### PASSAGE
Thomas Tauber-Marshall has posted comments on this change. ( 
http://gerrit.cloudera.org:8080/13868 )

Change subject: IMPALA-8339: Add local executor blacklist to coordinators
......................................................................


Patch Set 2:

(31 comments)

http://gerrit.cloudera.org:8080/#/c/13868/1/be/src/runtime/coordinator-backend-state.h
File be/src/runtime/coordinator-backend-state.h:

http://gerrit.cloudera.org:8080/#/c/13868/1/be/src/runtime/coordinator-backend-state.h@284
PS1, Line 284: ExecQu
> ExecQueryFInstance()
Done


http://gerrit.cloudera.org:8080/#/c/13868/1/be/src/runtime/coordinator.cc
File be/src/runtime/coordinator.cc:

http://gerrit.cloudera.org:8080/#/c/13868/1/be/src/runtime/coordinator.cc@394
PS1, Line 394:       // The Exec() rpc failed, so blacklist the executor.
             :       LOG(INFO) << "Blacklisting "
             :                 << 
TNetworkAddressToString(backend_state->impalad_address()
> One interesting case is what if the coordinator cannot RPC to itself. I sup
Good point. Probably makes sense to have a special case for not blacklisting 
the local backend.


http://gerrit.cloudera.org:8080/#/c/13868/1/be/src/scheduling/cluster-membership-mgr.h
File be/src/scheduling/cluster-membership-mgr.h:

http://gerrit.cloudera.org:8080/#/c/13868/1/be/src/scheduling/cluster-membership-mgr.h@96
PS1, Line 96: Only
> typo
Done


http://gerrit.cloudera.org:8080/#/c/13868/1/be/src/scheduling/cluster-membership-mgr.h@168
PS1, Line 168:   void UpdateMembership(const 
StatestoreSubscriber::TopicDeltaMap& incoming_topic_deltas,
> nit: Adds, Updates.
Done


http://gerrit.cloudera.org:8080/#/c/13868/1/be/src/scheduling/cluster-membership-mgr.h@170
PS1, Line 170:
> Should this method accept an IP address instead?

Discussed on another comment.


http://gerrit.cloudera.org:8080/#/c/13868/1/be/src/scheduling/cluster-membership-mgr.h@206
PS1, Line 206: cutorGroups& executor_gr
> Is there any chance this mutex may be held at the same time as various othe
Done


http://gerrit.cloudera.org:8080/#/c/13868/1/be/src/scheduling/cluster-membership-mgr.h@206
PS1, Line 206:       const ExecutorGroups& executor_groups, const 
ExecutorBlacklist& executor_blacklist);
> Does this also need the mutable modifier like the other two locks ?

No, 'mutable' is used to allow a field to be modified in a function that's 
marked 'const'. update_membership_lock_ isn't taken in any const functions.


http://gerrit.cloudera.org:8080/#/c/13868/1/be/src/scheduling/cluster-membership-mgr.cc
File be/src/scheduling/cluster-membership-mgr.cc:

http://gerrit.cloudera.org:8080/#/c/13868/1/be/src/scheduling/cluster-membership-mgr.cc@119
PS1, Line 119:
             :   // Check if the local backend is up and needs updating.

Visual layout annotation data:
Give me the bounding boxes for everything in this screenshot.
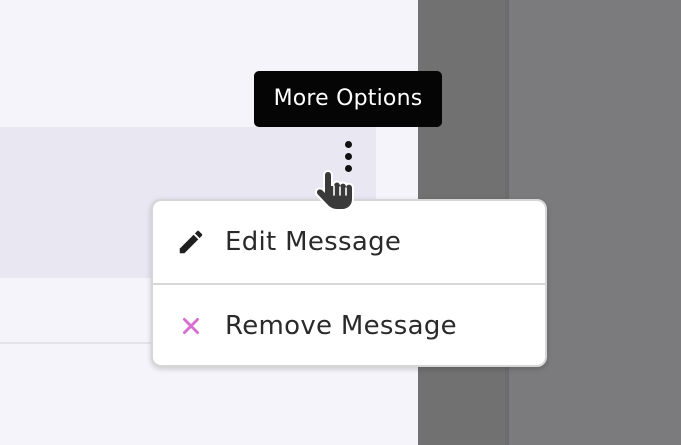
- close-icon: [175, 310, 207, 342]
- more-options-tooltip: More Options: [254, 71, 442, 127]
- menu-item-remove-message[interactable]: Remove Message: [153, 285, 545, 367]
- kebab-dot: [345, 141, 352, 148]
- menu-item-edit-message[interactable]: Edit Message: [153, 201, 545, 283]
- more-options-button[interactable]: [336, 138, 362, 178]
- kebab-dot: [345, 153, 352, 160]
- message-options-menu: Edit Message Remove Message: [151, 199, 547, 367]
- menu-item-label: Edit Message: [225, 227, 402, 257]
- pencil-icon: [175, 226, 207, 258]
- menu-item-label: Remove Message: [225, 311, 457, 341]
- kebab-dot: [345, 165, 352, 172]
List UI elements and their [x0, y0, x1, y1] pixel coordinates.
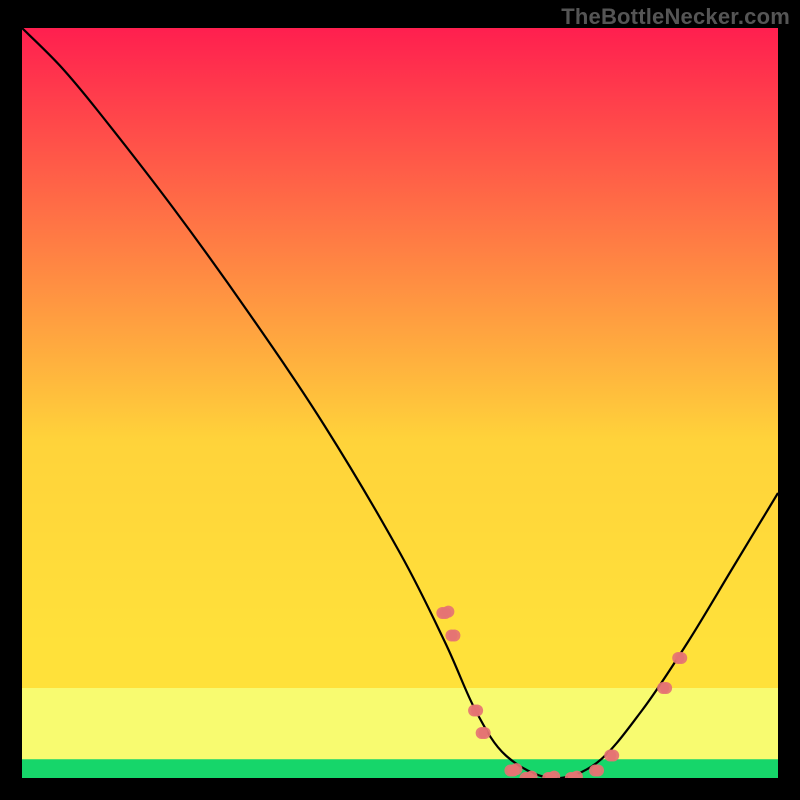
chart-stage: TheBottleNecker.com [0, 0, 800, 800]
data-point [510, 763, 522, 775]
data-point [592, 765, 604, 777]
watermark-text: TheBottleNecker.com [561, 4, 790, 30]
gradient-background [22, 28, 778, 778]
data-point [442, 606, 454, 618]
plot-area [22, 28, 778, 778]
data-point [675, 652, 687, 664]
data-point [479, 727, 491, 739]
chart-svg [22, 28, 778, 778]
lower-yellow-band [22, 688, 778, 763]
data-point [607, 750, 619, 762]
footer-green-band [22, 759, 778, 778]
data-point [448, 630, 460, 642]
data-point [471, 705, 483, 717]
data-point [660, 682, 672, 694]
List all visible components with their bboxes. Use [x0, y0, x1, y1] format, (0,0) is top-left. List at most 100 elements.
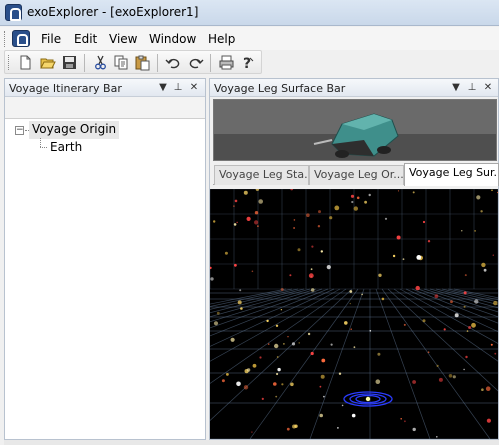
- star-marker: [274, 343, 279, 349]
- star-marker: [233, 223, 237, 226]
- star-marker: [326, 265, 331, 270]
- star-marker: [397, 190, 400, 192]
- star-marker: [493, 300, 498, 306]
- surface-viewport[interactable]: [213, 99, 497, 161]
- star-marker: [280, 309, 283, 311]
- tree-collapse-icon[interactable]: −: [15, 126, 24, 135]
- tab-voyage-leg-orbit[interactable]: Voyage Leg Or...: [309, 165, 404, 185]
- redo-icon[interactable]: [187, 54, 204, 71]
- tree-connector: [40, 147, 47, 148]
- star-marker: [334, 205, 340, 211]
- star-marker: [221, 379, 225, 383]
- menu-file[interactable]: File: [41, 32, 61, 46]
- star-marker: [466, 330, 469, 332]
- title-bar: exoExplorer - [exoExplorer1]: [0, 0, 499, 26]
- star-marker: [224, 251, 228, 255]
- panel-pin-icon[interactable]: ⊥: [466, 81, 478, 94]
- undo-icon[interactable]: [165, 54, 182, 71]
- star-marker: [320, 250, 323, 253]
- star-marker: [415, 285, 420, 291]
- paste-icon[interactable]: [134, 54, 151, 71]
- tree-node-voyage-origin[interactable]: Voyage Origin: [29, 121, 120, 139]
- star-marker: [286, 427, 290, 431]
- star-marker: [438, 377, 443, 382]
- star-marker: [275, 395, 278, 398]
- star-marker: [240, 307, 243, 310]
- voyage-leg-surface-panel: Voyage Leg Surface Bar ▼ ⊥ ✕ Voyage Leg …: [209, 78, 499, 440]
- star-marker: [252, 363, 257, 368]
- toolbar-grip[interactable]: [8, 55, 9, 70]
- star-marker: [353, 206, 358, 211]
- star-marker: [317, 225, 321, 228]
- panel-close-icon[interactable]: ✕: [188, 81, 200, 94]
- star-marker: [293, 227, 295, 229]
- star-marker: [292, 424, 297, 429]
- menu-help[interactable]: Help: [208, 32, 235, 46]
- starfield-viewport[interactable]: [210, 189, 498, 439]
- save-icon[interactable]: [61, 54, 78, 71]
- star-marker: [369, 330, 372, 332]
- star-marker: [310, 268, 313, 271]
- star-marker: [450, 300, 453, 304]
- open-folder-icon[interactable]: [39, 54, 56, 71]
- star-marker: [266, 319, 269, 323]
- menubar-grip[interactable]: [4, 31, 7, 47]
- star-marker: [236, 221, 238, 223]
- copy-icon[interactable]: [113, 54, 130, 71]
- tab-voyage-leg-surface[interactable]: Voyage Leg Sur...: [404, 163, 499, 186]
- star-marker: [308, 273, 314, 279]
- menu-view[interactable]: View: [109, 32, 137, 46]
- toolbar-separator: [210, 54, 211, 72]
- star-marker: [351, 200, 354, 204]
- star-marker: [234, 199, 238, 203]
- star-marker: [364, 200, 367, 204]
- itinerary-panel-title: Voyage Itinerary Bar: [9, 82, 122, 95]
- star-marker: [361, 293, 363, 296]
- star-marker: [416, 255, 422, 260]
- surface-panel-title: Voyage Leg Surface Bar: [214, 82, 346, 95]
- tree-node-earth[interactable]: Earth: [50, 140, 82, 154]
- menu-window[interactable]: Window: [149, 32, 196, 46]
- rover-render: [214, 100, 496, 160]
- cut-icon[interactable]: [92, 54, 109, 71]
- star-marker: [338, 372, 342, 375]
- star-marker: [422, 220, 426, 224]
- menu-edit[interactable]: Edit: [74, 32, 97, 46]
- star-marker: [261, 397, 264, 400]
- star-marker: [474, 299, 479, 304]
- print-icon[interactable]: [218, 54, 235, 71]
- star-marker: [276, 356, 279, 358]
- star-marker: [257, 225, 259, 227]
- star-marker: [486, 418, 491, 423]
- star-marker: [412, 427, 416, 432]
- new-document-icon[interactable]: [17, 54, 34, 71]
- star-marker: [481, 388, 484, 391]
- surface-panel-header: Voyage Leg Surface Bar ▼ ⊥ ✕: [210, 79, 498, 97]
- star-marker: [463, 368, 465, 371]
- panel-menu-icon[interactable]: ▼: [157, 81, 169, 94]
- star-marker: [400, 418, 402, 420]
- star-marker: [349, 290, 353, 293]
- panel-pin-icon[interactable]: ⊥: [172, 81, 184, 94]
- star-marker: [251, 431, 253, 433]
- star-marker: [321, 358, 326, 363]
- panel-menu-icon[interactable]: ▼: [450, 81, 462, 94]
- tab-voyage-leg-start[interactable]: Voyage Leg Sta...: [214, 165, 309, 185]
- itinerary-toolstrip: [5, 97, 205, 119]
- star-marker: [323, 395, 325, 398]
- star-marker: [275, 324, 279, 327]
- star-marker: [311, 245, 314, 248]
- starfield-render: [210, 189, 498, 439]
- toolbar-separator: [84, 54, 85, 72]
- panel-close-icon[interactable]: ✕: [482, 81, 494, 94]
- origin-star-marker[interactable]: [365, 396, 371, 402]
- main-toolbar: ?: [4, 50, 262, 74]
- menu-bar: File Edit View Window Help: [0, 27, 499, 50]
- star-marker: [481, 262, 486, 268]
- star-marker: [349, 303, 351, 305]
- star-marker: [273, 382, 277, 386]
- document-menu-icon[interactable]: [12, 30, 30, 47]
- help-icon[interactable]: ?: [239, 54, 256, 72]
- star-marker: [230, 337, 235, 342]
- star-marker: [396, 235, 401, 240]
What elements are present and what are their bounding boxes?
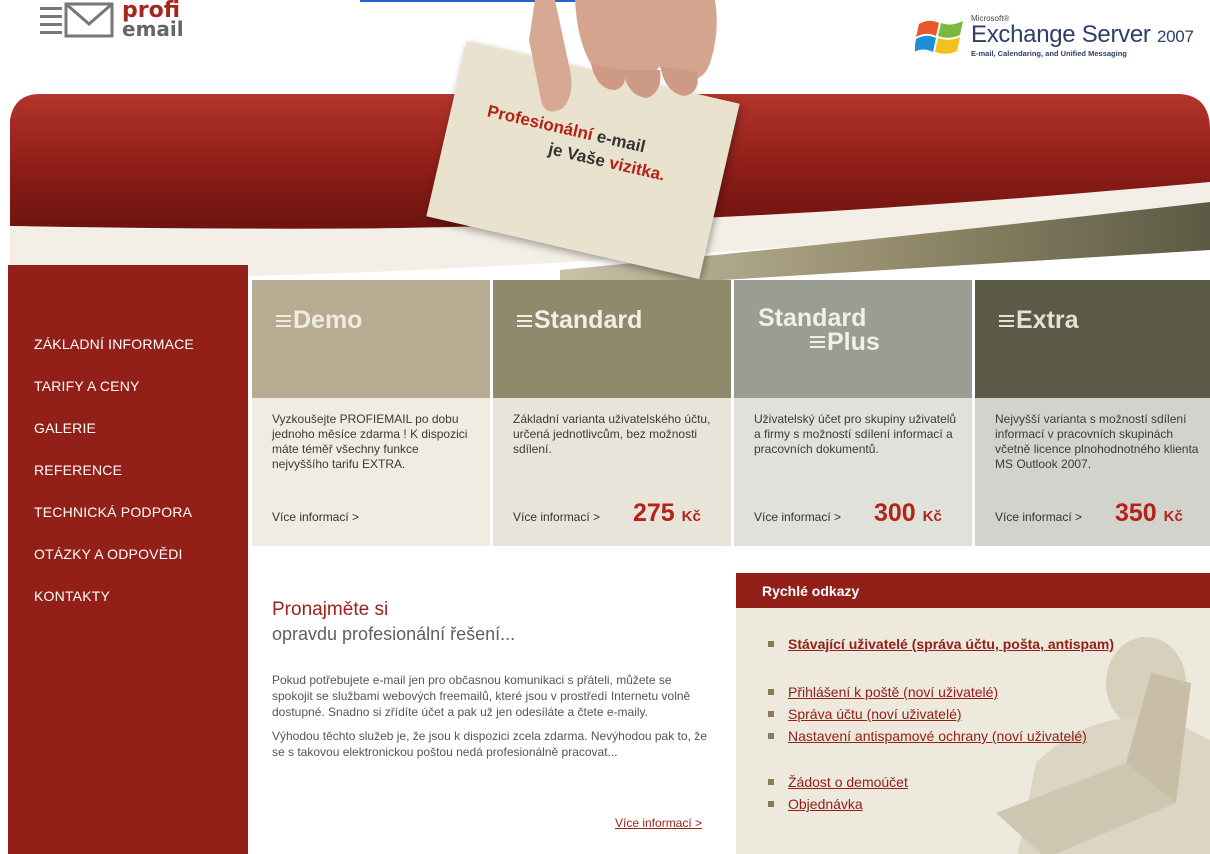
tariff-extra: Extra Nejvyšší varianta s možností sdíle…: [975, 280, 1210, 546]
intro-more-link[interactable]: Více informací >: [615, 816, 702, 830]
list-item: Správa účtu (noví uživatelé): [768, 703, 1114, 725]
intro-paragraph-2: Výhodou těchto služeb je, že jsou k disp…: [272, 729, 707, 759]
tariff-demo-name: Demo: [293, 306, 363, 334]
bullet-icon: [768, 689, 774, 695]
tariff-demo-header: Demo: [252, 280, 490, 398]
nav-item-zakladni-informace[interactable]: ZÁKLADNÍ INFORMACE: [34, 335, 194, 377]
tariff-demo-desc: Vyzkoušejte PROFIEMAIL po dobu jednoho m…: [272, 412, 468, 471]
tariff-extra-desc: Nejvyšší varianta s možností sdílení inf…: [995, 412, 1199, 471]
tariff-plus-price: 300 Kč: [874, 499, 942, 527]
link-account-admin[interactable]: Správa účtu (noví uživatelé): [788, 703, 962, 725]
quick-links-title: Rychlé odkazy: [736, 573, 1210, 608]
main-nav: ZÁKLADNÍ INFORMACE TARIFY A CENY GALERIE…: [34, 335, 194, 629]
nav-item-kontakty[interactable]: KONTAKTY: [34, 587, 194, 629]
bullet-icon: [768, 641, 774, 647]
tariff-standard-header: Standard: [493, 280, 731, 398]
tariff-plus-more-link[interactable]: Více informací >: [754, 510, 841, 524]
intro-text: Pokud potřebujete e-mail jen pro občasno…: [272, 672, 712, 768]
tariff-standard-more-link[interactable]: Více informací >: [513, 510, 600, 524]
tariff-demo: Demo Vyzkoušejte PROFIEMAIL po dobu jedn…: [252, 280, 490, 546]
link-existing-users[interactable]: Stávající uživatelé (správa účtu, pošta,…: [788, 633, 1114, 655]
nav-item-technicka-podpora[interactable]: TECHNICKÁ PODPORA: [34, 503, 194, 545]
tariff-standard-name: Standard: [534, 306, 643, 334]
tariff-plus-name1: Standard: [758, 304, 867, 332]
logo-lines-icon: [40, 6, 62, 34]
link-antispam-settings[interactable]: Nastavení antispamové ochrany (noví uživ…: [788, 725, 1087, 747]
bullet-icon: [768, 779, 774, 785]
nav-item-otazky-a-odpovedi[interactable]: OTÁZKY A ODPOVĚDI: [34, 545, 194, 587]
exchange-title: Exchange Server 2007: [971, 21, 1194, 48]
tariff-standard-desc: Základní varianta uživatelského účtu, ur…: [513, 412, 711, 456]
link-order[interactable]: Objednávka: [788, 793, 863, 815]
page-headline: Pronajměte si opravdu profesionální řeše…: [272, 598, 515, 646]
tariff-demo-more-link[interactable]: Více informací >: [272, 510, 359, 524]
menu-lines-icon: [999, 314, 1014, 327]
link-mail-login[interactable]: Přihlášení k poště (noví uživatelé): [788, 681, 998, 703]
list-item: Přihlášení k poště (noví uživatelé): [768, 681, 1114, 703]
list-item: Žádost o demoúčet: [768, 771, 1114, 793]
tariff-standard-price: 275 Kč: [633, 499, 701, 527]
tariff-plus-desc: Uživatelský účet pro skupiny uživatelů a…: [754, 412, 957, 456]
menu-lines-icon: [517, 314, 532, 327]
bullet-icon: [768, 801, 774, 807]
envelope-icon: [64, 2, 114, 38]
tariff-plus-name2: Plus: [827, 328, 880, 356]
list-item: Stávající uživatelé (správa účtu, pošta,…: [768, 633, 1114, 655]
tariff-extra-price: 350 Kč: [1115, 499, 1183, 527]
tariff-plus-header: Standard Plus: [734, 280, 972, 398]
intro-paragraph-1: Pokud potřebujete e-mail jen pro občasno…: [272, 673, 691, 719]
tariff-extra-header: Extra: [975, 280, 1210, 398]
list-item: Objednávka: [768, 793, 1114, 815]
tariff-extra-more-link[interactable]: Více informací >: [995, 510, 1082, 524]
list-item: Nastavení antispamové ochrany (noví uživ…: [768, 725, 1114, 747]
headline-line1: Pronajměte si: [272, 599, 389, 620]
nav-item-reference[interactable]: REFERENCE: [34, 461, 194, 503]
bullet-icon: [768, 711, 774, 717]
logo-word-email: email: [122, 17, 184, 41]
windows-flag-icon: [915, 20, 963, 54]
exchange-server-logo: Microsoft® Exchange Server 2007 E-mail, …: [915, 14, 1194, 58]
hand-image: [529, 0, 717, 112]
quick-links-list: Stávající uživatelé (správa účtu, pošta,…: [768, 633, 1114, 815]
link-demo-account-request[interactable]: Žádost o demoúčet: [788, 771, 908, 793]
exchange-subtitle: E-mail, Calendaring, and Unified Messagi…: [971, 49, 1127, 58]
bullet-icon: [768, 733, 774, 739]
quick-links-panel: Rychlé odkazy Stávající uživatelé (správ…: [736, 573, 1210, 854]
headline-line2: opravdu profesionální řešení...: [272, 624, 516, 644]
menu-lines-icon: [810, 336, 825, 348]
nav-item-tarify-a-ceny[interactable]: TARIFY A CENY: [34, 377, 194, 419]
tariff-extra-name: Extra: [1016, 306, 1079, 334]
sidebar: ZÁKLADNÍ INFORMACE TARIFY A CENY GALERIE…: [8, 265, 248, 854]
tariff-standard: Standard Základní varianta uživatelského…: [493, 280, 731, 546]
profiemail-logo[interactable]: profi email: [40, 0, 184, 41]
nav-item-galerie[interactable]: GALERIE: [34, 419, 194, 461]
tariff-standard-plus: Standard Plus Uživatelský účet pro skupi…: [734, 280, 972, 546]
menu-lines-icon: [276, 314, 291, 327]
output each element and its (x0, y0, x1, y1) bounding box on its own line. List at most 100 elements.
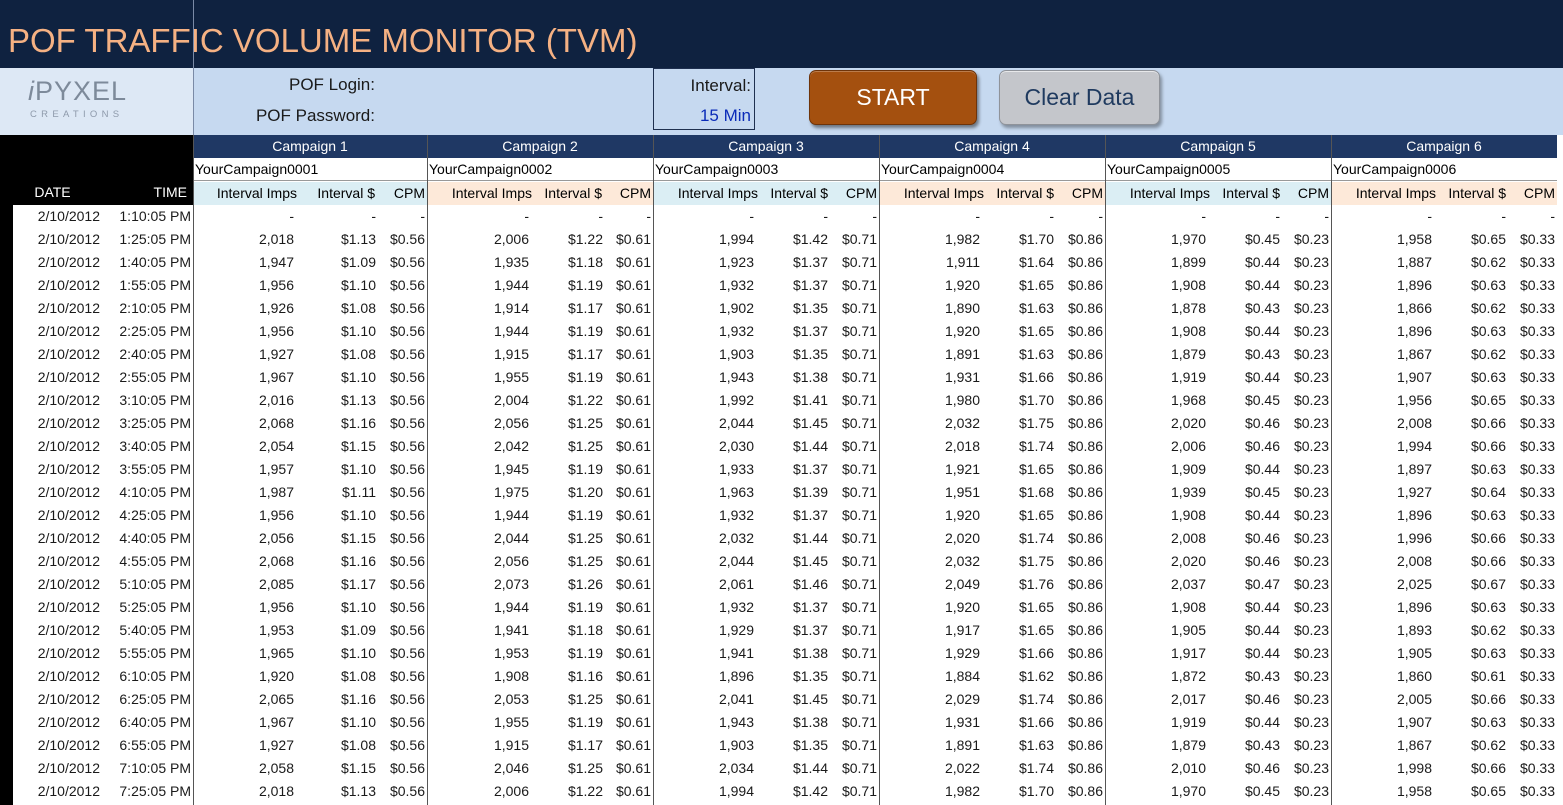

### EXERCISE INSTRUCTIONS
(a) Pull out the section of the code review thread between "No, 'mutable' is" and "any const functions.", inclusive, copying it word for word.
(b) Pick up the code review thread where it stops and keep writing it.

### TASK-BY-TASK RESULTS
(a)
No, 'mutable' is used to allow a field to be modified in a function that's 
marked 'const'. update_membership_lock_ isn't taken in any const functions.

(b)
> I suppose this relies on StateStore being alive and keeps sending periodic
That's a good point. This approach (maintaining the blacklist on the statestore 
update thread) is what we had put in the design doc, but since I've gone with a 
design that requires the lock 'update_membership_lock_' anyways, it might be 
nice to just put this in its own thread.

That would also make it easier to change the frequency that we check the 
blacklist for updates - we receive statestore updates every 100ms by default 
(most of which of course are no-ops) which might be more frequent than we 
really need to do this check (by default, the shortest time a node is 
blacklisted for is 12s anyways, probably not a big deal if we only do this 
update once per second or so)

It could remove having to reason about how to handle nodes that were 
deleted/updated/added in the same update as we decide to unblacklist them, 
which you had questions about below.


http://gerrit.cloudera.org:8080/#/c/13868/1/be/src/scheduling/cluster-membership-mgr.cc@168
PS1, Line 168:     if (recovering_
> How would this work if the deleted item is in the list unblacklisted ?
I think this and your other similar concerns below are addressed by taking 
Lars's suggestion of only constructing 'unblacklisted' after the statestore 
update has been fully processed, since we call 'Remove' on the blacklist here.


http://gerrit.cloudera.org:8080/#/c/13868/1/be/src/scheduling/cluster-membership-mgr.cc@175
PS1, Line 175: rship_);
> Otherwise, won't it eventually get into the
 > probation state and get added back with the stale BE descriptor ?

NodeBlacklist::Remove() completely removes executors from the blacklist, it 
doesn't put them on probation.


http://gerrit.cloudera.org:8080/#/c/13868/1/be/src/scheduling/cluster-membership-mgr.cc@186
PS1, Line 186:   for (const TTopicItem& item : update.topic_entries) {
> line too long (91 > 90)
Done


http://gerrit.cloudera.org:8080/#/c/13868/1/be/src/scheduling/cluster-membership-mgr.cc@265
PS1, Line 265:     new_backend_map->insert(make_pair(item.key, be_desc))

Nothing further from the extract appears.